• TASK TO COMPLETE:
List each line of the data in which the string "用双缝干涉测光的波长" appears.

Saved entries

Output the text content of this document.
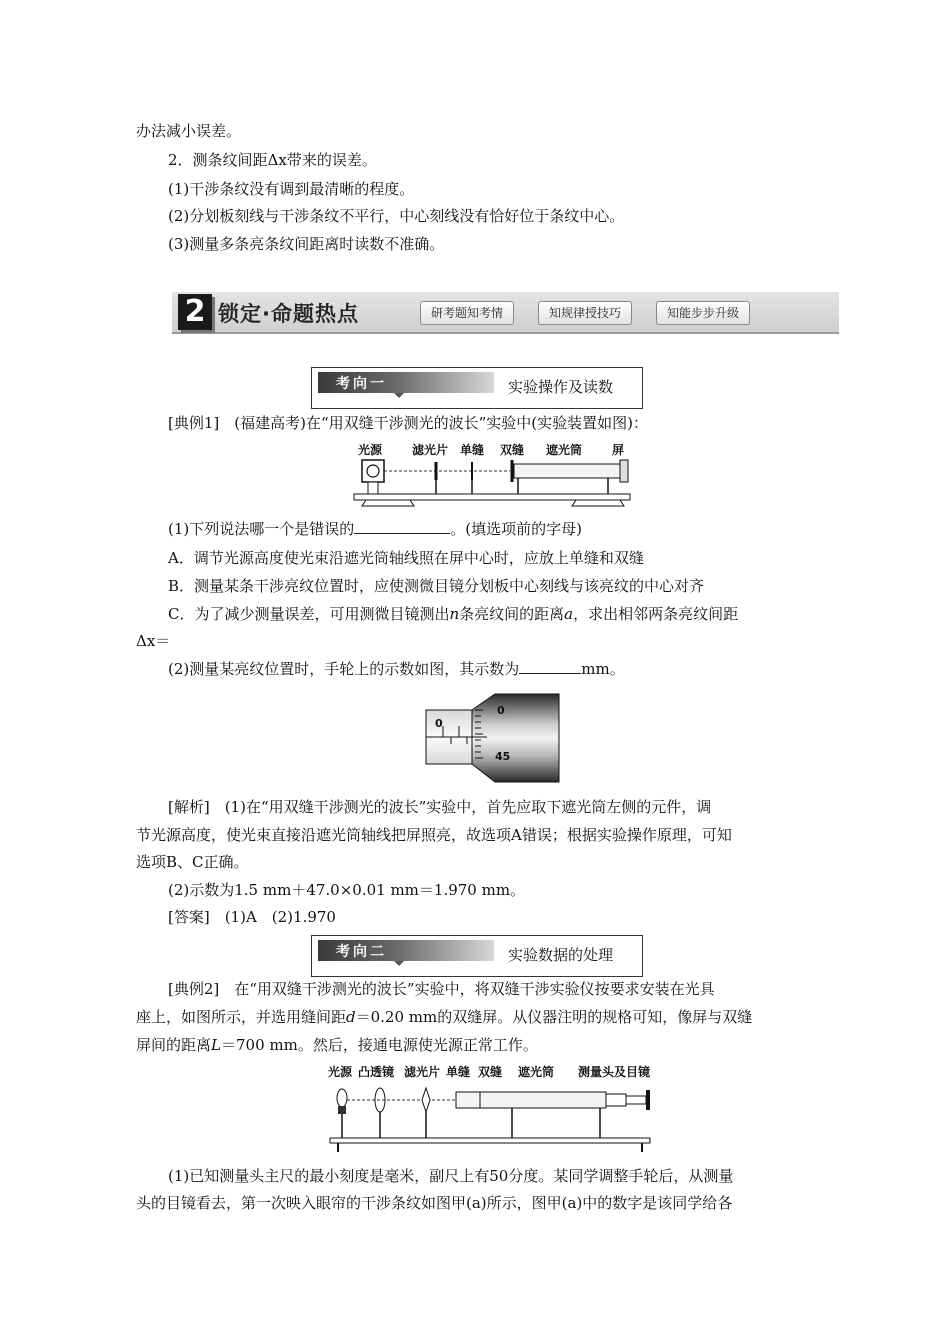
办法减小误差。
2．测条纹间距Δx带来的误差。
(1)干涉条纹没有调到最清晰的程度。
(2)分划板刻线与干涉条纹不平行，中心刻线没有恰好位于条纹中心。
(3)测量多条亮条纹间距离时读数不准确。
2 锁定·命题热点	研考题知考情	知规律授技巧	知能步步升级
考向一	实验操作及读数
[典例1]　(福建高考)在“用双缝干涉测光的波长”实验中(实验装置如图)：
光源 滤光片 单缝 双缝 遮光筒 屏
(1)下列说法哪一个是错误的	。(填选项前的字母)
A．调节光源高度使光束沿遮光筒轴线照在屏中心时，应放上单缝和双缝
B．测量某条干涉亮纹位置时，应使测微目镜分划板中心刻线与该亮纹的中心对齐
C．为了减少测量误差，可用测微目镜测出n条亮纹间的距离a，求出相邻两条亮纹间距
Δx＝
(2)测量某亮纹位置时，手轮上的示数如图，其示数为	mm。
0
0
45
[解析]　(1)在“用双缝干涉测光的波长”实验中，首先应取下遮光筒左侧的元件，调
节光源高度，使光束直接沿遮光筒轴线把屏照亮，故选项A错误；根据实验操作原理，可知
选项B、C正确。
(2)示数为1.5 mm＋47.0×0.01 mm＝1.970 mm。
[答案]　(1)A　(2)1.970
考向二	实验数据的处理
[典例2]　在“用双缝干涉测光的波长”实验中，将双缝干涉实验仪按要求安装在光具
座上，如图所示，并选用缝间距d＝0.20 mm的双缝屏。从仪器注明的规格可知，像屏与双缝
屏间的距离L＝700 mm。然后，接通电源使光源正常工作。
光源 凸透镜 滤光片 单缝 双缝 遮光筒 测量头及目镜
(1)已知测量头主尺的最小刻度是毫米，副尺上有50分度。某同学调整手轮后，从测量
头的目镜看去，第一次映入眼帘的干涉条纹如图甲(a)所示，图甲(a)中的数字是该同学给各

• RESULT BELOW:
[典例1]　(福建高考)在“用双缝干涉测光的波长”实验中(实验装置如图)：
[解析]　(1)在“用双缝干涉测光的波长”实验中，首先应取下遮光筒左侧的元件，调
[典例2]　在“用双缝干涉测光的波长”实验中，将双缝干涉实验仪按要求安装在光具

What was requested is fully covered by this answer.